• [Input material]:

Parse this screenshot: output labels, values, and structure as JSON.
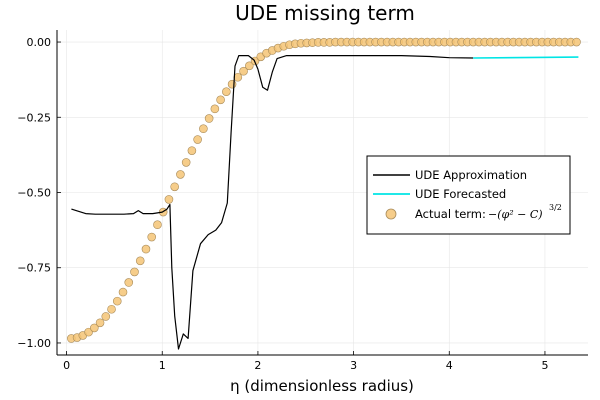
{
  "chart_data": {
    "type": "line",
    "title": "UDE missing term",
    "xlabel": "η (dimensionless radius)",
    "ylabel": "",
    "xlim": [
      -0.1,
      5.45
    ],
    "ylim": [
      -1.04,
      0.04
    ],
    "x_ticks": [
      0,
      1,
      2,
      3,
      4,
      5
    ],
    "x_tick_labels": [
      "0",
      "1",
      "2",
      "3",
      "4",
      "5"
    ],
    "y_ticks": [
      0,
      -0.25,
      -0.5,
      -0.75,
      -1.0
    ],
    "y_tick_labels": [
      "0.00",
      "−0.25",
      "−0.50",
      "−0.75",
      "−1.00"
    ],
    "grid": true,
    "legend_position": "right",
    "series": [
      {
        "name": "UDE Approximation",
        "style": "line",
        "color": "#000000",
        "points": [
          [
            0.05,
            -0.555
          ],
          [
            0.1,
            -0.56
          ],
          [
            0.2,
            -0.57
          ],
          [
            0.3,
            -0.572
          ],
          [
            0.4,
            -0.572
          ],
          [
            0.5,
            -0.572
          ],
          [
            0.6,
            -0.572
          ],
          [
            0.7,
            -0.57
          ],
          [
            0.75,
            -0.56
          ],
          [
            0.8,
            -0.57
          ],
          [
            0.9,
            -0.57
          ],
          [
            1.0,
            -0.565
          ],
          [
            1.05,
            -0.555
          ],
          [
            1.08,
            -0.54
          ],
          [
            1.1,
            -0.75
          ],
          [
            1.13,
            -0.91
          ],
          [
            1.17,
            -1.02
          ],
          [
            1.22,
            -0.97
          ],
          [
            1.27,
            -0.985
          ],
          [
            1.32,
            -0.76
          ],
          [
            1.4,
            -0.67
          ],
          [
            1.48,
            -0.64
          ],
          [
            1.56,
            -0.625
          ],
          [
            1.62,
            -0.6
          ],
          [
            1.68,
            -0.535
          ],
          [
            1.72,
            -0.3
          ],
          [
            1.76,
            -0.08
          ],
          [
            1.8,
            -0.045
          ],
          [
            1.9,
            -0.045
          ],
          [
            1.96,
            -0.06
          ],
          [
            2.0,
            -0.09
          ],
          [
            2.05,
            -0.15
          ],
          [
            2.1,
            -0.16
          ],
          [
            2.15,
            -0.1
          ],
          [
            2.2,
            -0.055
          ],
          [
            2.3,
            -0.045
          ],
          [
            2.5,
            -0.045
          ],
          [
            3.0,
            -0.045
          ],
          [
            3.5,
            -0.045
          ],
          [
            3.8,
            -0.048
          ],
          [
            4.0,
            -0.052
          ],
          [
            4.25,
            -0.053
          ]
        ]
      },
      {
        "name": "UDE Forecasted",
        "style": "line",
        "color": "#00e5e5",
        "points": [
          [
            4.25,
            -0.053
          ],
          [
            5.35,
            -0.05
          ]
        ]
      },
      {
        "name": "Actual term:",
        "style": "scatter",
        "color": "#f5c475",
        "edge_color": "#a88b5a",
        "equation": "−(φ² − C)",
        "equation_exponent": "3/2",
        "x": [
          0.05,
          0.11,
          0.17,
          0.23,
          0.29,
          0.35,
          0.41,
          0.47,
          0.53,
          0.59,
          0.65,
          0.71,
          0.77,
          0.83,
          0.89,
          0.95,
          1.01,
          1.07,
          1.13,
          1.19,
          1.25,
          1.31,
          1.37,
          1.43,
          1.49,
          1.55,
          1.61,
          1.67,
          1.73,
          1.79,
          1.85,
          1.91,
          1.97,
          2.03,
          2.09,
          2.15,
          2.21,
          2.27,
          2.33,
          2.39,
          2.45,
          2.51,
          2.57,
          2.63,
          2.69,
          2.75,
          2.81,
          2.87,
          2.93,
          2.99,
          3.05,
          3.11,
          3.17,
          3.23,
          3.29,
          3.35,
          3.41,
          3.47,
          3.53,
          3.59,
          3.65,
          3.71,
          3.77,
          3.83,
          3.89,
          3.95,
          4.01,
          4.07,
          4.13,
          4.19,
          4.25,
          4.31,
          4.37,
          4.43,
          4.49,
          4.55,
          4.61,
          4.67,
          4.73,
          4.79,
          4.85,
          4.91,
          4.97,
          5.03,
          5.09,
          5.15,
          5.21,
          5.27,
          5.33
        ],
        "y": [
          -0.985,
          -0.982,
          -0.975,
          -0.964,
          -0.95,
          -0.933,
          -0.912,
          -0.888,
          -0.861,
          -0.831,
          -0.799,
          -0.764,
          -0.727,
          -0.688,
          -0.648,
          -0.607,
          -0.565,
          -0.523,
          -0.481,
          -0.44,
          -0.4,
          -0.361,
          -0.324,
          -0.288,
          -0.254,
          -0.222,
          -0.192,
          -0.165,
          -0.14,
          -0.117,
          -0.097,
          -0.079,
          -0.063,
          -0.049,
          -0.037,
          -0.028,
          -0.02,
          -0.014,
          -0.009,
          -0.006,
          -0.004,
          -0.003,
          -0.002,
          -0.001,
          -0.001,
          -0.001,
          0,
          0,
          0,
          0,
          0,
          0,
          0,
          0,
          0,
          0,
          0,
          0,
          0,
          0,
          0,
          0,
          0,
          0,
          0,
          0,
          0,
          0,
          0,
          0,
          0,
          0,
          0,
          0,
          0,
          0,
          0,
          0,
          0,
          0,
          0,
          0,
          0,
          0,
          0,
          0,
          0,
          0,
          0
        ]
      }
    ]
  }
}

• [Description of the task]:
Quote each record exactly as it stands, minus the pictures.

• [Final result]:
Parse this screenshot: output labels, values, and structure as JSON.
{
  "chart_data": {
    "type": "line",
    "title": "UDE missing term",
    "xlabel": "η (dimensionless radius)",
    "ylabel": "",
    "xlim": [
      -0.1,
      5.45
    ],
    "ylim": [
      -1.04,
      0.04
    ],
    "x_ticks": [
      0,
      1,
      2,
      3,
      4,
      5
    ],
    "x_tick_labels": [
      "0",
      "1",
      "2",
      "3",
      "4",
      "5"
    ],
    "y_ticks": [
      0,
      -0.25,
      -0.5,
      -0.75,
      -1.0
    ],
    "y_tick_labels": [
      "0.00",
      "−0.25",
      "−0.50",
      "−0.75",
      "−1.00"
    ],
    "grid": true,
    "legend_position": "right",
    "series": [
      {
        "name": "UDE Approximation",
        "style": "line",
        "color": "#000000",
        "points": [
          [
            0.05,
            -0.555
          ],
          [
            0.1,
            -0.56
          ],
          [
            0.2,
            -0.57
          ],
          [
            0.3,
            -0.572
          ],
          [
            0.4,
            -0.572
          ],
          [
            0.5,
            -0.572
          ],
          [
            0.6,
            -0.572
          ],
          [
            0.7,
            -0.57
          ],
          [
            0.75,
            -0.56
          ],
          [
            0.8,
            -0.57
          ],
          [
            0.9,
            -0.57
          ],
          [
            1.0,
            -0.565
          ],
          [
            1.05,
            -0.555
          ],
          [
            1.08,
            -0.54
          ],
          [
            1.1,
            -0.75
          ],
          [
            1.13,
            -0.91
          ],
          [
            1.17,
            -1.02
          ],
          [
            1.22,
            -0.97
          ],
          [
            1.27,
            -0.985
          ],
          [
            1.32,
            -0.76
          ],
          [
            1.4,
            -0.67
          ],
          [
            1.48,
            -0.64
          ],
          [
            1.56,
            -0.625
          ],
          [
            1.62,
            -0.6
          ],
          [
            1.68,
            -0.535
          ],
          [
            1.72,
            -0.3
          ],
          [
            1.76,
            -0.08
          ],
          [
            1.8,
            -0.045
          ],
          [
            1.9,
            -0.045
          ],
          [
            1.96,
            -0.06
          ],
          [
            2.0,
            -0.09
          ],
          [
            2.05,
            -0.15
          ],
          [
            2.1,
            -0.16
          ],
          [
            2.15,
            -0.1
          ],
          [
            2.2,
            -0.055
          ],
          [
            2.3,
            -0.045
          ],
          [
            2.5,
            -0.045
          ],
          [
            3.0,
            -0.045
          ],
          [
            3.5,
            -0.045
          ],
          [
            3.8,
            -0.048
          ],
          [
            4.0,
            -0.052
          ],
          [
            4.25,
            -0.053
          ]
        ]
      },
      {
        "name": "UDE Forecasted",
        "style": "line",
        "color": "#00e5e5",
        "points": [
          [
            4.25,
            -0.053
          ],
          [
            5.35,
            -0.05
          ]
        ]
      },
      {
        "name": "Actual term:",
        "style": "scatter",
        "color": "#f5c475",
        "edge_color": "#a88b5a",
        "equation": "−(φ² − C)",
        "equation_exponent": "3/2",
        "x": [
          0.05,
          0.11,
          0.17,
          0.23,
          0.29,
          0.35,
          0.41,
          0.47,
          0.53,
          0.59,
          0.65,
          0.71,
          0.77,
          0.83,
          0.89,
          0.95,
          1.01,
          1.07,
          1.13,
          1.19,
          1.25,
          1.31,
          1.37,
          1.43,
          1.49,
          1.55,
          1.61,
          1.67,
          1.73,
          1.79,
          1.85,
          1.91,
          1.97,
          2.03,
          2.09,
          2.15,
          2.21,
          2.27,
          2.33,
          2.39,
          2.45,
          2.51,
          2.57,
          2.63,
          2.69,
          2.75,
          2.81,
          2.87,
          2.93,
          2.99,
          3.05,
          3.11,
          3.17,
          3.23,
          3.29,
          3.35,
          3.41,
          3.47,
          3.53,
          3.59,
          3.65,
          3.71,
          3.77,
          3.83,
          3.89,
          3.95,
          4.01,
          4.07,
          4.13,
          4.19,
          4.25,
          4.31,
          4.37,
          4.43,
          4.49,
          4.55,
          4.61,
          4.67,
          4.73,
          4.79,
          4.85,
          4.91,
          4.97,
          5.03,
          5.09,
          5.15,
          5.21,
          5.27,
          5.33
        ],
        "y": [
          -0.985,
          -0.982,
          -0.975,
          -0.964,
          -0.95,
          -0.933,
          -0.912,
          -0.888,
          -0.861,
          -0.831,
          -0.799,
          -0.764,
          -0.727,
          -0.688,
          -0.648,
          -0.607,
          -0.565,
          -0.523,
          -0.481,
          -0.44,
          -0.4,
          -0.361,
          -0.324,
          -0.288,
          -0.254,
          -0.222,
          -0.192,
          -0.165,
          -0.14,
          -0.117,
          -0.097,
          -0.079,
          -0.063,
          -0.049,
          -0.037,
          -0.028,
          -0.02,
          -0.014,
          -0.009,
          -0.006,
          -0.004,
          -0.003,
          -0.002,
          -0.001,
          -0.001,
          -0.001,
          0,
          0,
          0,
          0,
          0,
          0,
          0,
          0,
          0,
          0,
          0,
          0,
          0,
          0,
          0,
          0,
          0,
          0,
          0,
          0,
          0,
          0,
          0,
          0,
          0,
          0,
          0,
          0,
          0,
          0,
          0,
          0,
          0,
          0,
          0,
          0,
          0,
          0,
          0,
          0,
          0,
          0,
          0
        ]
      }
    ]
  }
}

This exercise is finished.